#### EXTRACTED DATA ####
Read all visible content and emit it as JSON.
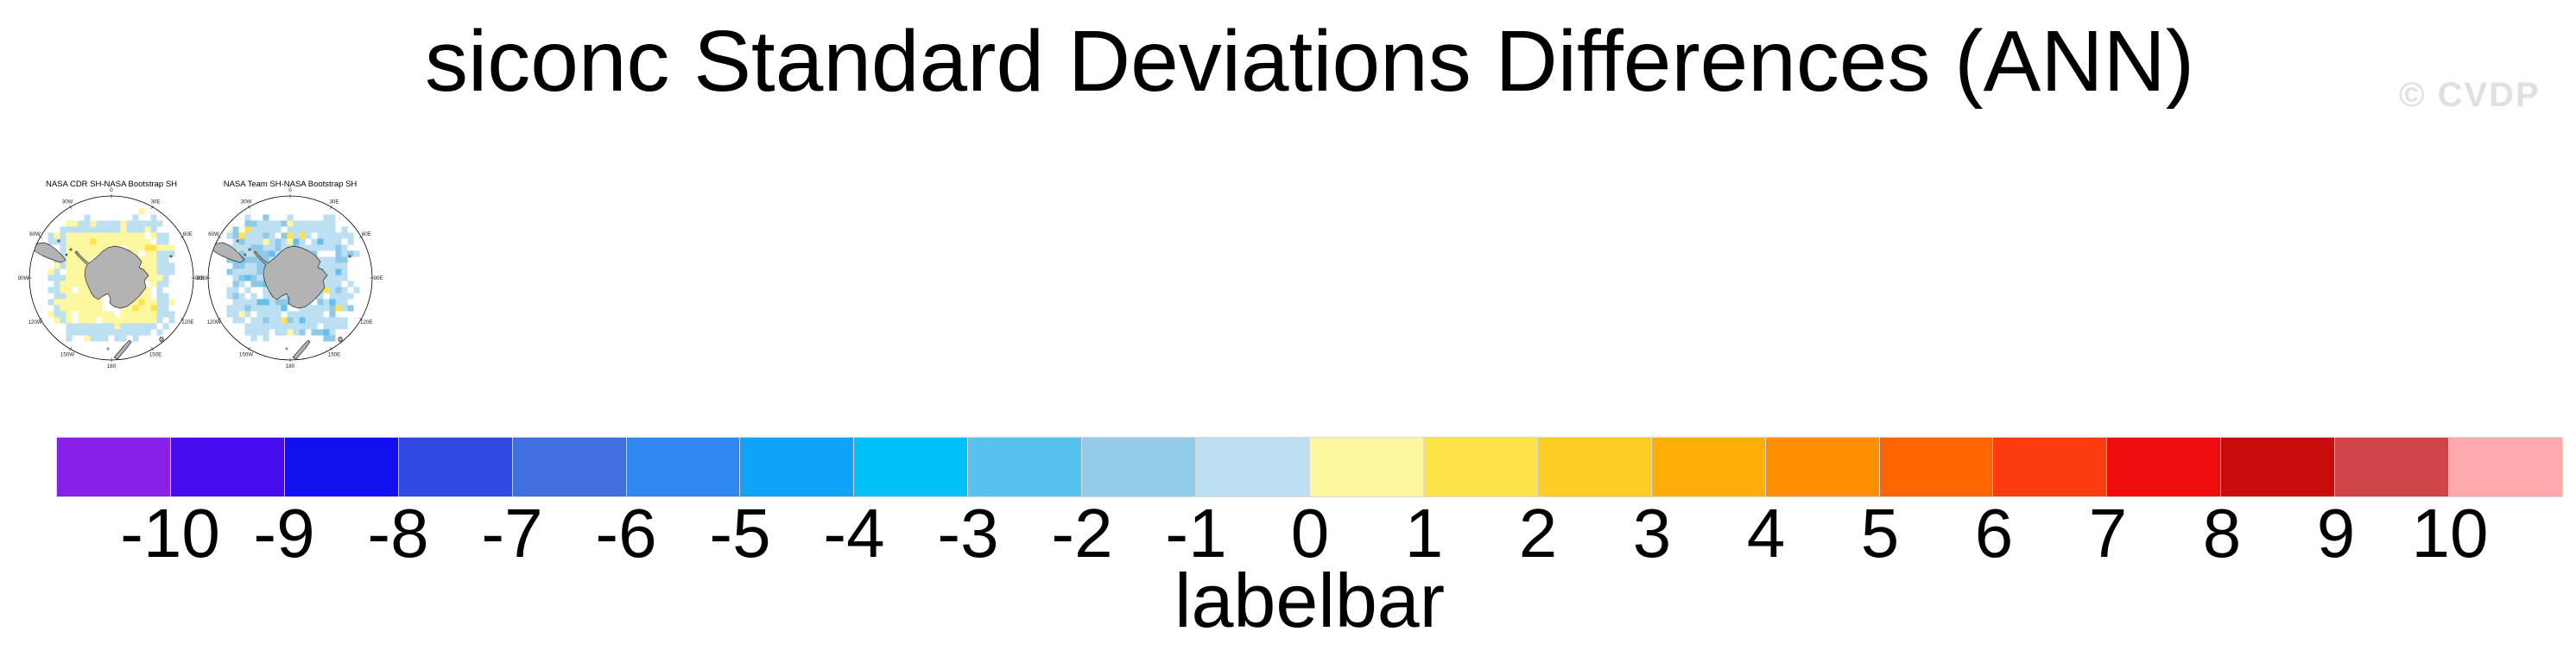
{
  "page": {
    "title": "siconc Standard Deviations Differences (ANN)",
    "watermark": "© CVDP",
    "background": "#FFFFFF"
  },
  "panels": [
    {
      "title": "NASA CDR SH-NASA Bootstrap SH",
      "summary": "pale-yellow (0 to 1) pack-ice core around Antarctica with a pale-blue (-1 to 0) outer fringe and white gaps"
    },
    {
      "title": "NASA Team SH-NASA Bootstrap SH",
      "summary": "pale-blue (-1 to 0) field with medium-blue (-2 to -1) streaks and scattered yellow (1 to 3) cells"
    }
  ],
  "map": {
    "lon_labels": [
      "0",
      "30E",
      "60E",
      "90E",
      "120E",
      "150E",
      "180",
      "150W",
      "120W",
      "90W",
      "60W",
      "30W"
    ],
    "land_color": "#B3B3B3",
    "coast_color": "#2A2A2A",
    "circle_color": "#000000",
    "ice_palette": {
      "pale_yellow": "#FDF7A0",
      "yellow": "#FFE34A",
      "gold": "#FFCE26",
      "pale_blue": "#BCE0F2",
      "medium_blue": "#8FC9E8",
      "sky_blue": "#63C0EC",
      "gap": "#FFFFFF"
    }
  },
  "labelbar": {
    "label": "labelbar",
    "ticks": [
      "-10",
      "-9",
      "-8",
      "-7",
      "-6",
      "-5",
      "-4",
      "-3",
      "-2",
      "-1",
      "0",
      "1",
      "2",
      "3",
      "4",
      "5",
      "6",
      "7",
      "8",
      "9",
      "10"
    ],
    "colors": [
      "#8920EA",
      "#470DEE",
      "#1310F0",
      "#3349E4",
      "#4070E0",
      "#2F88F0",
      "#0FA4FA",
      "#00C0F8",
      "#58C2EE",
      "#92CBE8",
      "#BCE0F2",
      "#FDF7A0",
      "#FFE34A",
      "#FFCE26",
      "#FFAD08",
      "#FF8F00",
      "#FF6400",
      "#FA3C10",
      "#EE0C0C",
      "#C80C0C",
      "#CE4448",
      "#FFA9AC"
    ]
  },
  "chart_data": {
    "type": "heatmap",
    "title": "siconc Standard Deviations Differences (ANN)",
    "variable": "siconc",
    "season": "ANN",
    "panels": [
      {
        "title": "NASA CDR SH-NASA Bootstrap SH",
        "projection": "south polar stereographic",
        "typical_values": {
          "inner_pack": "0 to 1",
          "outer_fringe": "-1 to 0"
        }
      },
      {
        "title": "NASA Team SH-NASA Bootstrap SH",
        "projection": "south polar stereographic",
        "typical_values": {
          "most_of_field": "-1 to 0",
          "patches": "-2 to -1",
          "scattered_cells": "1 to 3"
        }
      }
    ],
    "labelbar": {
      "label": "labelbar",
      "tick_values": [
        -10,
        -9,
        -8,
        -7,
        -6,
        -5,
        -4,
        -3,
        -2,
        -1,
        0,
        1,
        2,
        3,
        4,
        5,
        6,
        7,
        8,
        9,
        10
      ],
      "box_count": 22,
      "box_colors": [
        "#8920EA",
        "#470DEE",
        "#1310F0",
        "#3349E4",
        "#4070E0",
        "#2F88F0",
        "#0FA4FA",
        "#00C0F8",
        "#58C2EE",
        "#92CBE8",
        "#BCE0F2",
        "#FDF7A0",
        "#FFE34A",
        "#FFCE26",
        "#FFAD08",
        "#FF8F00",
        "#FF6400",
        "#FA3C10",
        "#EE0C0C",
        "#C80C0C",
        "#CE4448",
        "#FFA9AC"
      ]
    }
  }
}
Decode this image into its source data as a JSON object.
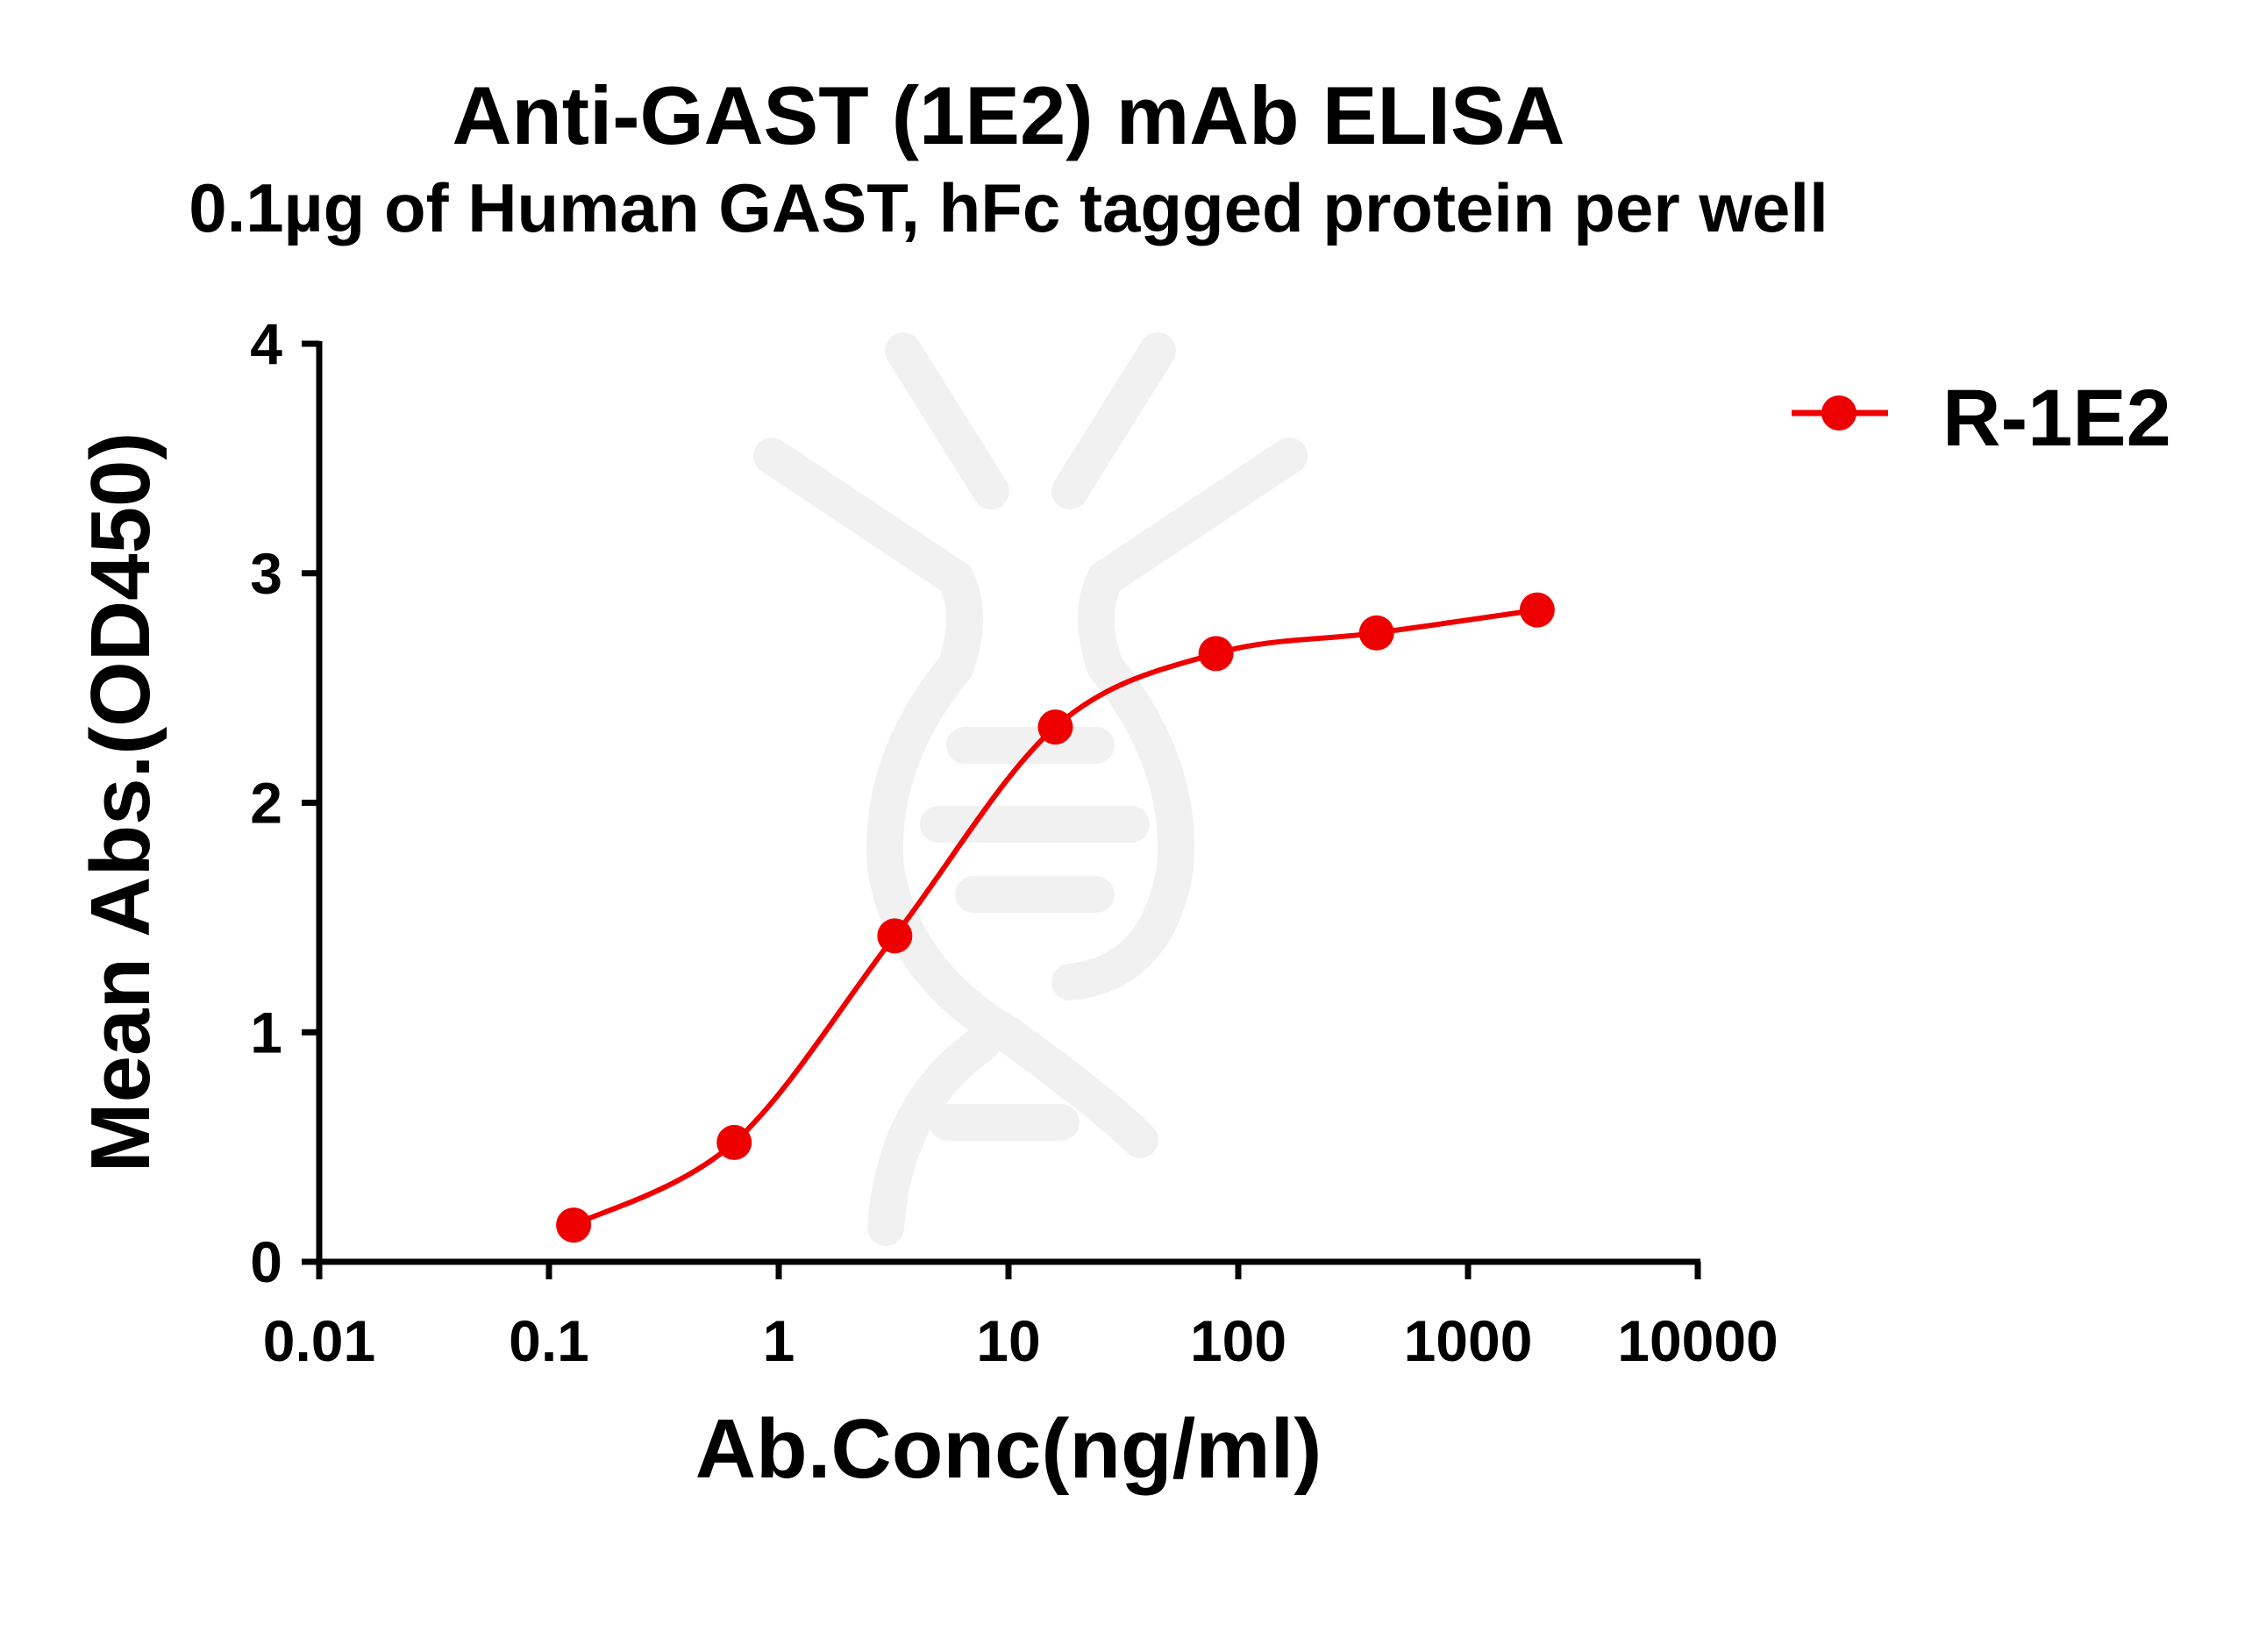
{
  "chart_data": {
    "type": "line",
    "title": "Anti-GAST (1E2) mAb ELISA",
    "subtitle": "0.1µg of Human GAST, hFc tagged protein per well",
    "xlabel": "Ab.Conc(ng/ml)",
    "ylabel": "Mean Abs.(OD450)",
    "x_scale": "log",
    "xlim": [
      0.01,
      10000
    ],
    "ylim": [
      0,
      4
    ],
    "x_ticks": [
      "0.01",
      "0.1",
      "1",
      "10",
      "100",
      "1000",
      "10000"
    ],
    "y_ticks": [
      "0",
      "1",
      "2",
      "3",
      "4"
    ],
    "grid": false,
    "legend_position": "top-right",
    "series": [
      {
        "name": "R-1E2",
        "color": "#ee0000",
        "marker": "circle",
        "x": [
          0.128,
          0.64,
          3.2,
          16,
          80,
          400,
          2000
        ],
        "y": [
          0.16,
          0.52,
          1.42,
          2.33,
          2.65,
          2.74,
          2.84
        ]
      }
    ]
  }
}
####
TASK DIRECTIONS >> Each line of the data that holds "labelbar" should be copied.

THE COMPLETED TASK >>
  "labelbar": {
    "label": "labelbar",
    "labelbar": {
      "label": "labelbar",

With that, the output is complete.